=== MATERIAL FOR THIS EXERCISE ===

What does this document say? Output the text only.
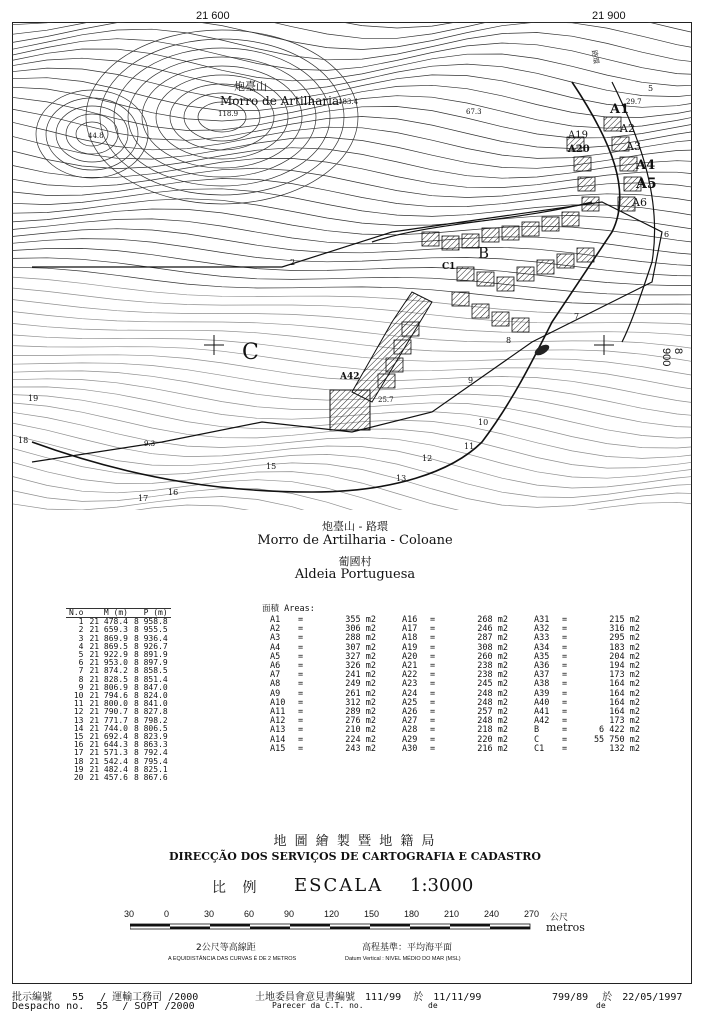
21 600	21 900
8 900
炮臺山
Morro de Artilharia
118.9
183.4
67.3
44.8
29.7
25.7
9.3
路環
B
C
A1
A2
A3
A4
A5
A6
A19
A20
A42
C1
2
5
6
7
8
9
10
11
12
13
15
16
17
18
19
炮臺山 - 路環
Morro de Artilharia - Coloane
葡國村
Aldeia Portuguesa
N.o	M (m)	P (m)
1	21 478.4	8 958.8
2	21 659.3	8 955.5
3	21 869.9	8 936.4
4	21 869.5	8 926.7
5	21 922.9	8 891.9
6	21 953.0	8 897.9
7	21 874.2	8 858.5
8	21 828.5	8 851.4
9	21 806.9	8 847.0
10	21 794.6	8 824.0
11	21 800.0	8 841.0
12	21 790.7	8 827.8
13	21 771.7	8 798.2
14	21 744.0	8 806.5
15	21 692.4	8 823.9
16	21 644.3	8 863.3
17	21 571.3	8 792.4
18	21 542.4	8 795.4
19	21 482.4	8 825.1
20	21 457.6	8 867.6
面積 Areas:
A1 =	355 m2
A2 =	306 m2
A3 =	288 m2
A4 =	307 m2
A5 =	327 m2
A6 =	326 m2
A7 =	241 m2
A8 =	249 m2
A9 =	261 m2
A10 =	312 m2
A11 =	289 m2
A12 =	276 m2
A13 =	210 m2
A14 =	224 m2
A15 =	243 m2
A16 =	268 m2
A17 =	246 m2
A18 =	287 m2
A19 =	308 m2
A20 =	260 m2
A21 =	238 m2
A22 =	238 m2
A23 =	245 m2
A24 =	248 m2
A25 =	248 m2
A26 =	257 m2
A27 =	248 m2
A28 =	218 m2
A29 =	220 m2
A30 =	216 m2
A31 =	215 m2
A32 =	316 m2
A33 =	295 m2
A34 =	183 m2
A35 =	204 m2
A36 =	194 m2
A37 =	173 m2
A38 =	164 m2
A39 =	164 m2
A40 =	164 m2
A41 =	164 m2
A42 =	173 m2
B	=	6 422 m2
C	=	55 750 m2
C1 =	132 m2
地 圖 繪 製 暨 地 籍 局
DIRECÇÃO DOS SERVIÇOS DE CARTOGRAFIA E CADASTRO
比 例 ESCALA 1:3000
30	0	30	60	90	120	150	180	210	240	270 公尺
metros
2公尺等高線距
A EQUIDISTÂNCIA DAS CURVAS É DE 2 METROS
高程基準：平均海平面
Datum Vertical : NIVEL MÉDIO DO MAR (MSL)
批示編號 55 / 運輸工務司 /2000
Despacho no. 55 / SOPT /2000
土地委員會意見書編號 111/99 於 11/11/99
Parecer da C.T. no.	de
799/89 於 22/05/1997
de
...
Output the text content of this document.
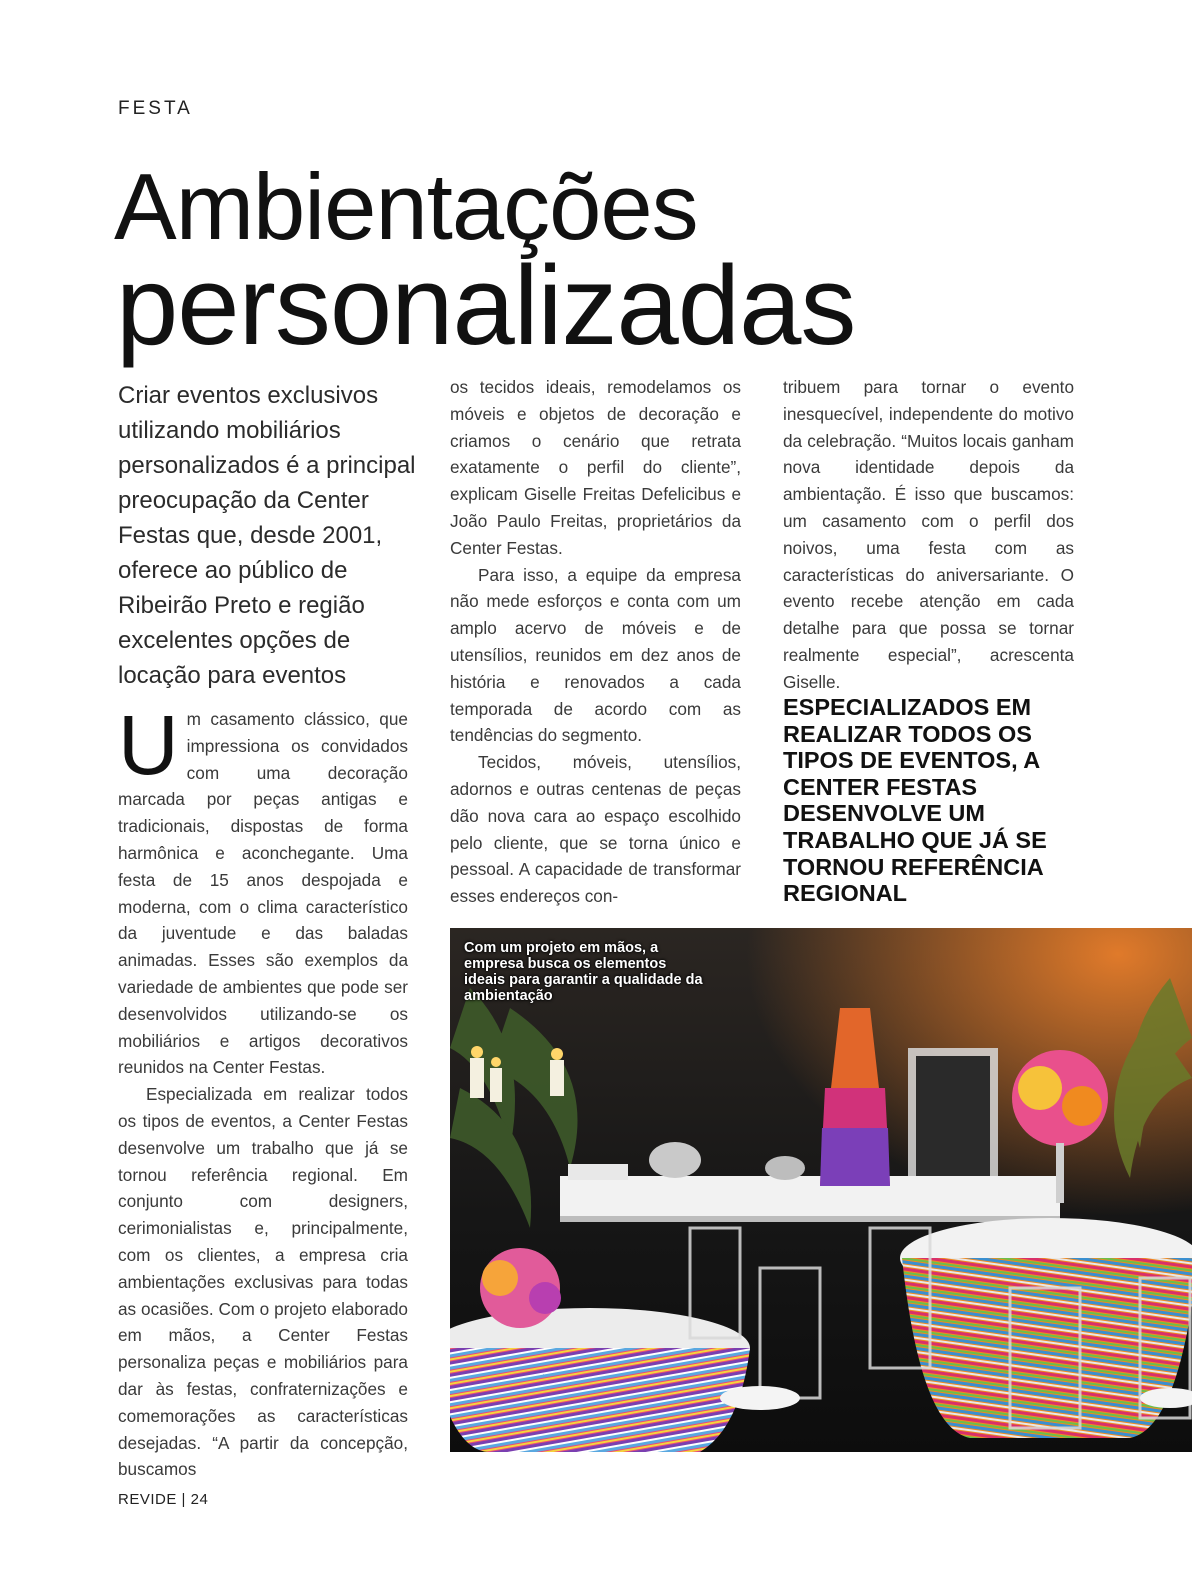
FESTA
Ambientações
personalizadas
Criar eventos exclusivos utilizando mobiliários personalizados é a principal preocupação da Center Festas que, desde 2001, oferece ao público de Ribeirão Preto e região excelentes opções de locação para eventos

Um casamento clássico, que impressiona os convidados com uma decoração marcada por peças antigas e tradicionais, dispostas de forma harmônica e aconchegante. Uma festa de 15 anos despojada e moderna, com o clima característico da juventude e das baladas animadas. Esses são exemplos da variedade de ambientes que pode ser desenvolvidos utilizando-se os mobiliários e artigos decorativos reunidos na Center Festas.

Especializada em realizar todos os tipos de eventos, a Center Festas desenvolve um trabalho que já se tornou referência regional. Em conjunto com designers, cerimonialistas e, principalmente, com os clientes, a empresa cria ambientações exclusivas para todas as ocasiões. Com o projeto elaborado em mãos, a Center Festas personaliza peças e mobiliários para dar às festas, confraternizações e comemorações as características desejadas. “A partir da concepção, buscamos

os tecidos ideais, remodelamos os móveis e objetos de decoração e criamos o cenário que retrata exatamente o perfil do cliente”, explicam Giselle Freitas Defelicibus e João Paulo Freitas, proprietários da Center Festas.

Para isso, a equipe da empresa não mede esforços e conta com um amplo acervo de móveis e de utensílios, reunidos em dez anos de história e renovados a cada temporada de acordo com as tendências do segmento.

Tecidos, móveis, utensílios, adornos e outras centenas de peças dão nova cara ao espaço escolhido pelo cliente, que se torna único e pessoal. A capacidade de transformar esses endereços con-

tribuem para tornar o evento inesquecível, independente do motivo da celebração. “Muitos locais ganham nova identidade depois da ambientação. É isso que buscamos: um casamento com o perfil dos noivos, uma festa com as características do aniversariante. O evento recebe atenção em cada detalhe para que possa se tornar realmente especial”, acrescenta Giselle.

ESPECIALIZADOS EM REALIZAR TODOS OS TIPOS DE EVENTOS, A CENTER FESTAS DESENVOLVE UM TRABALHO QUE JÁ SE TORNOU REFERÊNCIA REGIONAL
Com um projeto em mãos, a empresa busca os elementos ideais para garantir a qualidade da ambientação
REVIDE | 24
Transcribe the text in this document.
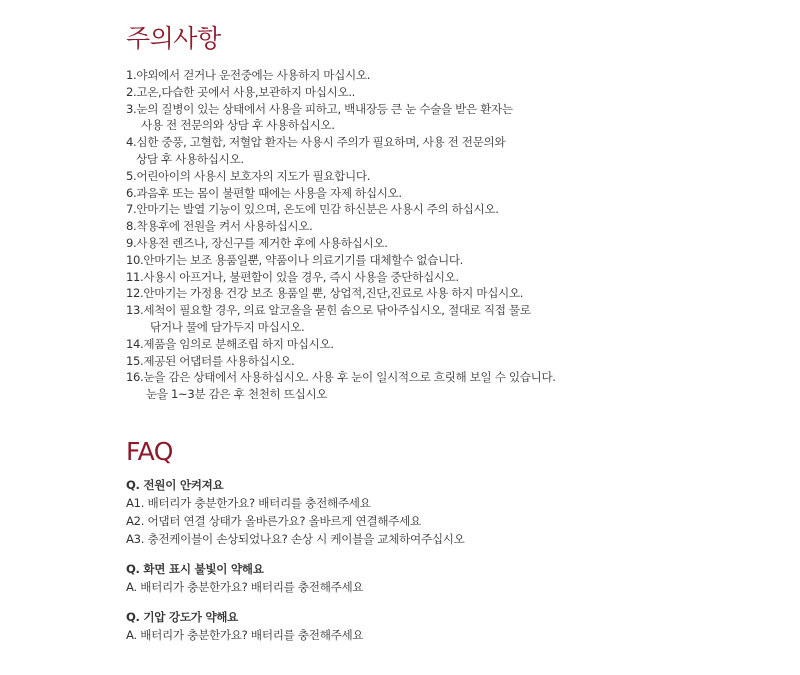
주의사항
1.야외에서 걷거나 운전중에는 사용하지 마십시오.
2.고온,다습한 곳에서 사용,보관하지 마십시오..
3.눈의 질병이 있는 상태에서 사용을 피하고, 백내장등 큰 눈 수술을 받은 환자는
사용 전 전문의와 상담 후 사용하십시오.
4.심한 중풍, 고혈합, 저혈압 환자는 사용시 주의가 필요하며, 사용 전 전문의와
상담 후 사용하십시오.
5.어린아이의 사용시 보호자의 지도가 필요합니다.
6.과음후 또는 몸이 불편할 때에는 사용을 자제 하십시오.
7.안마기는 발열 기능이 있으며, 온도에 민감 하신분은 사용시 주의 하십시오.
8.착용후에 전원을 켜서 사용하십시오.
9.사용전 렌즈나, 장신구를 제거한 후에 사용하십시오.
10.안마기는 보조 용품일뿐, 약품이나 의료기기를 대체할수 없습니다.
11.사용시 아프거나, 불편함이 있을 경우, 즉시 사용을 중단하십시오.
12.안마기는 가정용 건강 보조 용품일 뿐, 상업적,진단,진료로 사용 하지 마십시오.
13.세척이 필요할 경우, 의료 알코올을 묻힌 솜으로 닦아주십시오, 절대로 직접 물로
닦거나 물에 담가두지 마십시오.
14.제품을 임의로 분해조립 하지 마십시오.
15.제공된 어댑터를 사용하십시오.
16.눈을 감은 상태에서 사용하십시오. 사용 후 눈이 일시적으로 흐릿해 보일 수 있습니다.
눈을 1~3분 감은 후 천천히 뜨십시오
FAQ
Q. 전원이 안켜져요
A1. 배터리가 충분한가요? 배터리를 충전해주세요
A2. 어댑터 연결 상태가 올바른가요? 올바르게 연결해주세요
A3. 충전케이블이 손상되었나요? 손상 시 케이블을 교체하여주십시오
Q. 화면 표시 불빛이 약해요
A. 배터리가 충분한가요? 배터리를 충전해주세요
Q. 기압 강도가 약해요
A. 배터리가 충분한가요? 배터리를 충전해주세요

=== PROMPT ===
Pull out every line holding "buscamos" from the records above, and copy it.

=== WRITTEN RESPONSE ===
Especializada em realizar todos os tipos de eventos, a Center Festas desenvolve um trabalho que já se tornou referência regional. Em conjunto com designers, cerimonialistas e, principalmente, com os clientes, a empresa cria ambientações exclusivas para todas as ocasiões. Com o projeto elaborado em mãos, a Center Festas personaliza peças e mobiliários para dar às festas, confraternizações e comemorações as características desejadas. “A partir da concepção, buscamos
tribuem para tornar o evento inesquecível, independente do motivo da celebração. “Muitos locais ganham nova identidade depois da ambientação. É isso que buscamos: um casamento com o perfil dos noivos, uma festa com as características do aniversariante. O evento recebe atenção em cada detalhe para que possa se tornar realmente especial”, acrescenta Giselle.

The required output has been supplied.